**TASK TO COMPLETE:**
Every line below that holds the string "this" should be copied out.

==== EXERCISE DATA ====

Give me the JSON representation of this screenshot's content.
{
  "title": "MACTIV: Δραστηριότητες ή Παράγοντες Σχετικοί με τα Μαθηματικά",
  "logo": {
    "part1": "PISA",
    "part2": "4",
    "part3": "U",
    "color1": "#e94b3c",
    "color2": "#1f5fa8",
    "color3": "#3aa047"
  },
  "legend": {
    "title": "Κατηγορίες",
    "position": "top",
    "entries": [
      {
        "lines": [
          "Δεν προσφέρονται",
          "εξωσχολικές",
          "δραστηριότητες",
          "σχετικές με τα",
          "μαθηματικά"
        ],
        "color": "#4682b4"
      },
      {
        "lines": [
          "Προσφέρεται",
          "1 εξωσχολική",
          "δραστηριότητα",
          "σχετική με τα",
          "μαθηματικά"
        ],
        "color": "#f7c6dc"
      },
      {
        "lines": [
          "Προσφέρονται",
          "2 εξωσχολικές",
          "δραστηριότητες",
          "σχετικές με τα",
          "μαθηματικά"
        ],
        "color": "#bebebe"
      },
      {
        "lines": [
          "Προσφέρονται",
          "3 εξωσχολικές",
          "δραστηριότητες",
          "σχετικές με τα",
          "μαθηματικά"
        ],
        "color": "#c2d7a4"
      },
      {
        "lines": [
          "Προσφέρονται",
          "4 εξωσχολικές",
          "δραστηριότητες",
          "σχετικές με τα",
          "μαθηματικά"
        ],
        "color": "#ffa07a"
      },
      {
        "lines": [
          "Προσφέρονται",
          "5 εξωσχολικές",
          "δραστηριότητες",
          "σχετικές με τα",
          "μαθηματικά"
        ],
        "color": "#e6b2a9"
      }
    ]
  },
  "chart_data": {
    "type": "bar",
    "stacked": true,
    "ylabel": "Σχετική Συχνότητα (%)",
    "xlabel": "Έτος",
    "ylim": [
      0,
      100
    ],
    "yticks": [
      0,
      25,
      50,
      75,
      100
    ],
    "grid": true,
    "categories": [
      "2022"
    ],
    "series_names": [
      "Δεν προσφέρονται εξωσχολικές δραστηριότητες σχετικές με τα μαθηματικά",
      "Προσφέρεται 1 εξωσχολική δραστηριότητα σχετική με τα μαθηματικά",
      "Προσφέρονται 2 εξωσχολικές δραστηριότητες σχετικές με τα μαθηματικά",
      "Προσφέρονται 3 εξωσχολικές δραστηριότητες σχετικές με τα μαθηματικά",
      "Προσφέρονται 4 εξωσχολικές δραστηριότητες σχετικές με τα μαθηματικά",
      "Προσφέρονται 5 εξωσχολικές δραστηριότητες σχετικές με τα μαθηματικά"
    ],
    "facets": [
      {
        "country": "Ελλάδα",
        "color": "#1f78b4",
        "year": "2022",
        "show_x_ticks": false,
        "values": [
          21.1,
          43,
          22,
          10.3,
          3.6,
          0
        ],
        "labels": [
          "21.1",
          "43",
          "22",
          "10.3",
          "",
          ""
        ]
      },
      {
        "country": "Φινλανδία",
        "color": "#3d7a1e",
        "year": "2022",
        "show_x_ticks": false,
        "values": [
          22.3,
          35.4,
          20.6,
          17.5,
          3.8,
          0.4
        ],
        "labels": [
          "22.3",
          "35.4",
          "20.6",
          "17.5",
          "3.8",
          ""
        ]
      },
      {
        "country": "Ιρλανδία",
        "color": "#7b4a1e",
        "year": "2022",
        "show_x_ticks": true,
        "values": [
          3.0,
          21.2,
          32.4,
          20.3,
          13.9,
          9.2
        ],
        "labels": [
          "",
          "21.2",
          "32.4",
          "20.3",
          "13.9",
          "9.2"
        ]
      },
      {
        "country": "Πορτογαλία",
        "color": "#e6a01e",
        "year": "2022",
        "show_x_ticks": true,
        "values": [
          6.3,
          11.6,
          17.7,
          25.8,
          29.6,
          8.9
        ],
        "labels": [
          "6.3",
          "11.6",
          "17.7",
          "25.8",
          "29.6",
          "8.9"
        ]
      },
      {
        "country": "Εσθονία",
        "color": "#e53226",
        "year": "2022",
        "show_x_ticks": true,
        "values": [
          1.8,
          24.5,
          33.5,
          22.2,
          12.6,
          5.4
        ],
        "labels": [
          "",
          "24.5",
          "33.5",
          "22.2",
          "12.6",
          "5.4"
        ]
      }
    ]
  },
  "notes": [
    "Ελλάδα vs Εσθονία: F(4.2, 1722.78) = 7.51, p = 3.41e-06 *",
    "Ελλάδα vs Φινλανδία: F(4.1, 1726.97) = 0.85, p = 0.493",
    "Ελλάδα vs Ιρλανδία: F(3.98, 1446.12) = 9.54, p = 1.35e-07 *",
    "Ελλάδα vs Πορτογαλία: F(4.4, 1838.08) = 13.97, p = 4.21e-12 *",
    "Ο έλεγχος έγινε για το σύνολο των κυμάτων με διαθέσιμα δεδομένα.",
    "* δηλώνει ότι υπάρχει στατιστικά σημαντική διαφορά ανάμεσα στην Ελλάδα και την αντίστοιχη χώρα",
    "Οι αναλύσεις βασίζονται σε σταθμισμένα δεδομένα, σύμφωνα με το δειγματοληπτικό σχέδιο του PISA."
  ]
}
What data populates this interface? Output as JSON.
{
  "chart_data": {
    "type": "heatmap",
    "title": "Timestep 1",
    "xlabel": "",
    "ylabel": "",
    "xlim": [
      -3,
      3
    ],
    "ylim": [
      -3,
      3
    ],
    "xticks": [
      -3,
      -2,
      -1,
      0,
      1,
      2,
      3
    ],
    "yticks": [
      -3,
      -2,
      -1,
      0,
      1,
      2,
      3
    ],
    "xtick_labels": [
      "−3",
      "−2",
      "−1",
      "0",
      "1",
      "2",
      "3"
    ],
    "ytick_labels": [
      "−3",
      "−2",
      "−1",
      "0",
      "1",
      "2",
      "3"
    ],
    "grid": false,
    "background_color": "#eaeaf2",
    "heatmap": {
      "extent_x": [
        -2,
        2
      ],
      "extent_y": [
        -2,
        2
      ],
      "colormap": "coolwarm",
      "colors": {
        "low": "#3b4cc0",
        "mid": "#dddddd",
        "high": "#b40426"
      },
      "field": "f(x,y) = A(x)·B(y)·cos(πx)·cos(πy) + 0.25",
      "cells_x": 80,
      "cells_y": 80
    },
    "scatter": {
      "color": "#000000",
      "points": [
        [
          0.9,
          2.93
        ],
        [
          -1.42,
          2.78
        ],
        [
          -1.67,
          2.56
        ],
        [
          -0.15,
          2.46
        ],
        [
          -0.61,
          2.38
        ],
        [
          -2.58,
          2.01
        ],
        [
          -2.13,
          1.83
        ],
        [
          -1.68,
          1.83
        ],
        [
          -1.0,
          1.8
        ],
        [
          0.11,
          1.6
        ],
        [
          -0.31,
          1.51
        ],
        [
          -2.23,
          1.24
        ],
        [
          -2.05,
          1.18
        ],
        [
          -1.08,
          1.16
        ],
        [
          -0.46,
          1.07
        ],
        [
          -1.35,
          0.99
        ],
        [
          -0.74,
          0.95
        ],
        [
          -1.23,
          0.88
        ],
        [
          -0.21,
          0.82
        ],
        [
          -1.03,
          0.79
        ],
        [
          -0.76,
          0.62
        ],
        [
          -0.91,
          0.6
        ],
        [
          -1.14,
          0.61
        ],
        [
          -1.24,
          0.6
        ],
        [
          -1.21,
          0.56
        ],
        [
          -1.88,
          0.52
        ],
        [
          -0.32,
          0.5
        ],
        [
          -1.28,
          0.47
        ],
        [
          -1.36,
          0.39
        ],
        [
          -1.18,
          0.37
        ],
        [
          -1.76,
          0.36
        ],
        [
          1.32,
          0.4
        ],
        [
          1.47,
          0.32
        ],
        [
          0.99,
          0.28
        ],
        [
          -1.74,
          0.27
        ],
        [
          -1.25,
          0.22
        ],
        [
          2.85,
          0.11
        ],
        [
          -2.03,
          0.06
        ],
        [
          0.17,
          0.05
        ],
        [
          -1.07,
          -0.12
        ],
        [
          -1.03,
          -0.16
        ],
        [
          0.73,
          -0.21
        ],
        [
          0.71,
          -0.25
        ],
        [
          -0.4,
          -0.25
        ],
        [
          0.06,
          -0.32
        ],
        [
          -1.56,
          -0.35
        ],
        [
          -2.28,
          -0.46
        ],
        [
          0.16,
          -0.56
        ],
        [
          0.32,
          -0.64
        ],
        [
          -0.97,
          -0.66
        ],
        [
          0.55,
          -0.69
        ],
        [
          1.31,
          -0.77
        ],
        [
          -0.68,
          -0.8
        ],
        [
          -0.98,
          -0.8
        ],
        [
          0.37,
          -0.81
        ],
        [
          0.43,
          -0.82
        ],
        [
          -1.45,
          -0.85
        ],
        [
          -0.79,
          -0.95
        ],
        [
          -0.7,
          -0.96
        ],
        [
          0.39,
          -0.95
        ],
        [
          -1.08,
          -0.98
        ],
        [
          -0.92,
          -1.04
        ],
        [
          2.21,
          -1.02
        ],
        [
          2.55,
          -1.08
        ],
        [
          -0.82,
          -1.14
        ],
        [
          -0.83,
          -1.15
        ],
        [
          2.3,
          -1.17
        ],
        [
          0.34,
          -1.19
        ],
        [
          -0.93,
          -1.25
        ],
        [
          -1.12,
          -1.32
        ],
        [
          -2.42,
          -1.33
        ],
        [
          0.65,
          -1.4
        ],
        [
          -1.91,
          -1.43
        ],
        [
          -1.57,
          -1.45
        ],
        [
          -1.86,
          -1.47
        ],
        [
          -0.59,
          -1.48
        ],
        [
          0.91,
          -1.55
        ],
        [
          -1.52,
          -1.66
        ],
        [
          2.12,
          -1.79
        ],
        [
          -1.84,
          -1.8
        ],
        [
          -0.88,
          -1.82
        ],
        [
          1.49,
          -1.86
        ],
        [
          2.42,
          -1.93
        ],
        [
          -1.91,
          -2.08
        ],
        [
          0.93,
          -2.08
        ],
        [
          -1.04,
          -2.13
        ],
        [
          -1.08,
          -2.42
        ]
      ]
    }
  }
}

====

**FINAL ANSWER:**
Give me the JSON representation of this screenshot's content.
What data populates this interface? Output as JSON.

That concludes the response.